» Exercise task
Locate the word "JSON" in the data below, then copy every line that holds it.
'''
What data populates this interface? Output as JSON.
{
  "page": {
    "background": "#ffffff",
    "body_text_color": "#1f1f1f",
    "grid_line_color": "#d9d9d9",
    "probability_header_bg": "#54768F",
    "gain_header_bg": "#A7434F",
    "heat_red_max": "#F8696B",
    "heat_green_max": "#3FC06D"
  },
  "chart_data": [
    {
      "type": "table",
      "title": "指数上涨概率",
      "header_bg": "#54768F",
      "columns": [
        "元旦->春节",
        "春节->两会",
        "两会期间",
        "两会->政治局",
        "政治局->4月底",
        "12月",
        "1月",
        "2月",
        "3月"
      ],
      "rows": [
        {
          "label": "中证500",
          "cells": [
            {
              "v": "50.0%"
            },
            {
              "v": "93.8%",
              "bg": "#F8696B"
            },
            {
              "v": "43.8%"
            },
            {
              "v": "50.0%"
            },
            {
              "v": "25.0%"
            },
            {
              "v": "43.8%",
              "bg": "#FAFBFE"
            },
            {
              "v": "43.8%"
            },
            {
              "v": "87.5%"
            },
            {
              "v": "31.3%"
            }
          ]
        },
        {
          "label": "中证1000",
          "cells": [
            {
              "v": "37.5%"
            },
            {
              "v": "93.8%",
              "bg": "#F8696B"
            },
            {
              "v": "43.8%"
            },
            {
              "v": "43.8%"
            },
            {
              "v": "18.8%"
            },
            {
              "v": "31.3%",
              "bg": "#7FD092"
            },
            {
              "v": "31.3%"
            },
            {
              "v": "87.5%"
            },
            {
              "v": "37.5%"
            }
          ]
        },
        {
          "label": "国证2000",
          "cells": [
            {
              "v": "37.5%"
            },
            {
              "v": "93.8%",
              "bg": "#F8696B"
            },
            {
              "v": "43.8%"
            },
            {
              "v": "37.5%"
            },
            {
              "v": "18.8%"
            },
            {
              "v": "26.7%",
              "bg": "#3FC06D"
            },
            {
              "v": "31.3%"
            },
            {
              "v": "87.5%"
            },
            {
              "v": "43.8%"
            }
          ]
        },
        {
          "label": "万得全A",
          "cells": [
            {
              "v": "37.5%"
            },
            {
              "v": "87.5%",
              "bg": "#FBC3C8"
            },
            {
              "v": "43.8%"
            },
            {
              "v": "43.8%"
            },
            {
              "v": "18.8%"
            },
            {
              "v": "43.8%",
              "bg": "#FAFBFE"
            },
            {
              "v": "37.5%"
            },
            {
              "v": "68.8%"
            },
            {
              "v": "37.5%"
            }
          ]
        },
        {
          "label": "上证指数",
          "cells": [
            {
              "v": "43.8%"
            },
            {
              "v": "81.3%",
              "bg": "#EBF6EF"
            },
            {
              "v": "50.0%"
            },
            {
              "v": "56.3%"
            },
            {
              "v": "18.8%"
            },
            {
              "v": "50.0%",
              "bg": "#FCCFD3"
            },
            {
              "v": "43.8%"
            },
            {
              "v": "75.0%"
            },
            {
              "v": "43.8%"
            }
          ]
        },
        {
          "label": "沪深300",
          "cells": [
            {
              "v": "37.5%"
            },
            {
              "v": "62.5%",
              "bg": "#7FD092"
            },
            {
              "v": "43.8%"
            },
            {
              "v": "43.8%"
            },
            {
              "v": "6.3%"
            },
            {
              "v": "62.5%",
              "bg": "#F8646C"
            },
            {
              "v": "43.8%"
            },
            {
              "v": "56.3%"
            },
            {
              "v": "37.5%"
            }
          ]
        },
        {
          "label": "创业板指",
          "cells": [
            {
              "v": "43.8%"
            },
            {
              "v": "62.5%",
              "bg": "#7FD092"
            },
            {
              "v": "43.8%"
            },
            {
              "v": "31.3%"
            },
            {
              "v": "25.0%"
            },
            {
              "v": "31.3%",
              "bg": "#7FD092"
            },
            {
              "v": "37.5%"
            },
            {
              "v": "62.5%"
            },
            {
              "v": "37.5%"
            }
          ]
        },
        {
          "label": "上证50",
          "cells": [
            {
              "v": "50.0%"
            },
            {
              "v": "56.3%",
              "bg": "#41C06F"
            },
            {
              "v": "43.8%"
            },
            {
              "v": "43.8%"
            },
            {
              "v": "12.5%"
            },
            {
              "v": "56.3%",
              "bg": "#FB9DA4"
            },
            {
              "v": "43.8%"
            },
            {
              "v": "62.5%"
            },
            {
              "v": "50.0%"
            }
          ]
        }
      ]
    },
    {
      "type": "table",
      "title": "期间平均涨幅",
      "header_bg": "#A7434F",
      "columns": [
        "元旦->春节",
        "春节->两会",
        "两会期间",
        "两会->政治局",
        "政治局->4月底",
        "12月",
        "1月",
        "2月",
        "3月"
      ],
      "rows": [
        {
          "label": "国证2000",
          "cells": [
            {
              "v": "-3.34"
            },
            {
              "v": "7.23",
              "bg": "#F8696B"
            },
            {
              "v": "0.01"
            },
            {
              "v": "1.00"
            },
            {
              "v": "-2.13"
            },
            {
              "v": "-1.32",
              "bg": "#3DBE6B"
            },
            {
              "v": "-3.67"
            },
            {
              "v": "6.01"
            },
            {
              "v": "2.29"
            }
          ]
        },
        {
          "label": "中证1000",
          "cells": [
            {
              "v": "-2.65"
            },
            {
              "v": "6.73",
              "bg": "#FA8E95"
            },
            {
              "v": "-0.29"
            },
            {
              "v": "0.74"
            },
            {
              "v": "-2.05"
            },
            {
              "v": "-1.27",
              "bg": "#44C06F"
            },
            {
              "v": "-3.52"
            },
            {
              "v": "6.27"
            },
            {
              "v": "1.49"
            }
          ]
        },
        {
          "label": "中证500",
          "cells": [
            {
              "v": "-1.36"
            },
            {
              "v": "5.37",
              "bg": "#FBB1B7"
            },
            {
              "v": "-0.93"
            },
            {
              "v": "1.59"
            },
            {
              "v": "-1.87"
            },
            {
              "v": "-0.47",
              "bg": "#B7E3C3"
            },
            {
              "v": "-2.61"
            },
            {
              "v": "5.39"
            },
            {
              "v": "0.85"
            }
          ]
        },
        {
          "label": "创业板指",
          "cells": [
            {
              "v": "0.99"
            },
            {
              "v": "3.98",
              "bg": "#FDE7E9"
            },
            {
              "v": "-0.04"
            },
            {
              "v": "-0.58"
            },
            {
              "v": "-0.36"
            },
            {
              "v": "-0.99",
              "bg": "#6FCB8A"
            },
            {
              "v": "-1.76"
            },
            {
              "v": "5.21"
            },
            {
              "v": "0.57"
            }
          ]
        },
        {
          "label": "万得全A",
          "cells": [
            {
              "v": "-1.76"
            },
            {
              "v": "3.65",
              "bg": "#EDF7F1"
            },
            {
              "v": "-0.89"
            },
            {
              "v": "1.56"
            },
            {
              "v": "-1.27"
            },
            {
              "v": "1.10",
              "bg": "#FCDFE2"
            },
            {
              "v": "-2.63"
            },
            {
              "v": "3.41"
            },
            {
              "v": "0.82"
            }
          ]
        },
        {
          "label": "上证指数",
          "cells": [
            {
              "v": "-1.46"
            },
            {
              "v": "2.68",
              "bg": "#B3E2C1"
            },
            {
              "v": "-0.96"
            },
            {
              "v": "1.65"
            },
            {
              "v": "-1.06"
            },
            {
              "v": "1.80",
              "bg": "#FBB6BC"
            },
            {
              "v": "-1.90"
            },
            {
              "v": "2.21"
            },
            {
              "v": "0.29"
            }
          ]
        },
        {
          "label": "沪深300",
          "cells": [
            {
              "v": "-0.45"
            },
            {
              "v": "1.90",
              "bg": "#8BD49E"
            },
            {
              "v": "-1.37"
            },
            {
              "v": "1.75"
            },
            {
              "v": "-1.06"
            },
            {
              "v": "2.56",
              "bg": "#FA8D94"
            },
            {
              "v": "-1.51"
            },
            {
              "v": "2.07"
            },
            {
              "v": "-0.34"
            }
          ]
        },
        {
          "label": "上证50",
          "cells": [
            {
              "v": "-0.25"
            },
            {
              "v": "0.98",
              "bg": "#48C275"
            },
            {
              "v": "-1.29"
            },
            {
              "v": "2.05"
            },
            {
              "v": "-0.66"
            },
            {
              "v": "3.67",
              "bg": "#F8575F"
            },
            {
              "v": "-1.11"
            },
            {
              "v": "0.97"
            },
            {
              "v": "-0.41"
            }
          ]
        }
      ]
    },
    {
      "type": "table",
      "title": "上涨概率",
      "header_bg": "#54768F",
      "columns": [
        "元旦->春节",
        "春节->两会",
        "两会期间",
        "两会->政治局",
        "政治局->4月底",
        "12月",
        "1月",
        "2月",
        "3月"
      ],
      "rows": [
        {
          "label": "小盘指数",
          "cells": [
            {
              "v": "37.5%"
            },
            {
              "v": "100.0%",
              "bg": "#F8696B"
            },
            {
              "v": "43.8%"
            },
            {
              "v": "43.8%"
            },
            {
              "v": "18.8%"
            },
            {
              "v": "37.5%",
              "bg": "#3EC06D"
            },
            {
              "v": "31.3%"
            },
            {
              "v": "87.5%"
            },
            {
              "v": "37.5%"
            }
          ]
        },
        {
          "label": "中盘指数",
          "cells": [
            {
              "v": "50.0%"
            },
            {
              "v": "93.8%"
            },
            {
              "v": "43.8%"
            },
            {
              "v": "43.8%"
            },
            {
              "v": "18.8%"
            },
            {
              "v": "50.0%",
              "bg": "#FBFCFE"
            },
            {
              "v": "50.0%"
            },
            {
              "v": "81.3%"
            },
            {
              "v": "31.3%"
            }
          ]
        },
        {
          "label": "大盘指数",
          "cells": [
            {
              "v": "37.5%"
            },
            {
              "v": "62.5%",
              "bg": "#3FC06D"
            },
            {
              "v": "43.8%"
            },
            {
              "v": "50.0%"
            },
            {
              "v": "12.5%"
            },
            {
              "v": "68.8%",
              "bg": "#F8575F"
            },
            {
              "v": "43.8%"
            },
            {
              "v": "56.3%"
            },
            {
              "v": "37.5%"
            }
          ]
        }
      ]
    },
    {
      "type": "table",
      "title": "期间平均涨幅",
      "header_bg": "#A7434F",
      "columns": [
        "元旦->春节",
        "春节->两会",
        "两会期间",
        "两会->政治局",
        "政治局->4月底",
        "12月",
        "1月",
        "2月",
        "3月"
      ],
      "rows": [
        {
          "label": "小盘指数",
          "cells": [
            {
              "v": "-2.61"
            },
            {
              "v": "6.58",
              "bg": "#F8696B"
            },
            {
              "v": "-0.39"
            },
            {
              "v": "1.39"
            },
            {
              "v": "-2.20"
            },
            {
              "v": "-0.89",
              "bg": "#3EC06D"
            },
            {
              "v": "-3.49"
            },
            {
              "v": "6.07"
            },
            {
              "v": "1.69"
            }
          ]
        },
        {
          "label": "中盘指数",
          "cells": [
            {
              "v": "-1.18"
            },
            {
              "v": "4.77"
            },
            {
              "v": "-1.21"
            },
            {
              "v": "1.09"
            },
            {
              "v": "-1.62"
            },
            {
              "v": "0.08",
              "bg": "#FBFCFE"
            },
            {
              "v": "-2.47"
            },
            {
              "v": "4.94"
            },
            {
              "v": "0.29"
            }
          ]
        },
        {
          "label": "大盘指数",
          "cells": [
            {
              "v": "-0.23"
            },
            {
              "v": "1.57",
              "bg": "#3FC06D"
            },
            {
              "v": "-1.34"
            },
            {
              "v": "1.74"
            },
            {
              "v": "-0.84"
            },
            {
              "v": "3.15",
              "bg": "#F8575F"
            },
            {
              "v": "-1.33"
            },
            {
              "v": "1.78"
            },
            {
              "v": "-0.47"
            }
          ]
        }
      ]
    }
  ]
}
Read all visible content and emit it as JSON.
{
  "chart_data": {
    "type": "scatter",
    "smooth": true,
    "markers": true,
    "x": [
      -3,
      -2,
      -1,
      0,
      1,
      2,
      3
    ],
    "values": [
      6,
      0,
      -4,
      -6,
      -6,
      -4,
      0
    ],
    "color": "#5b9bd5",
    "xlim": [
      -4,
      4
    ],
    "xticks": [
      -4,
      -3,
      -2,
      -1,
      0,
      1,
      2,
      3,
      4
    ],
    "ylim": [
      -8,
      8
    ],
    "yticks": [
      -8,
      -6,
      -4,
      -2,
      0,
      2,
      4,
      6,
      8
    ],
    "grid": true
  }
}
'''
» Solution below
What data populates this interface? Output as JSON.
Read all visible content and emit it as JSON.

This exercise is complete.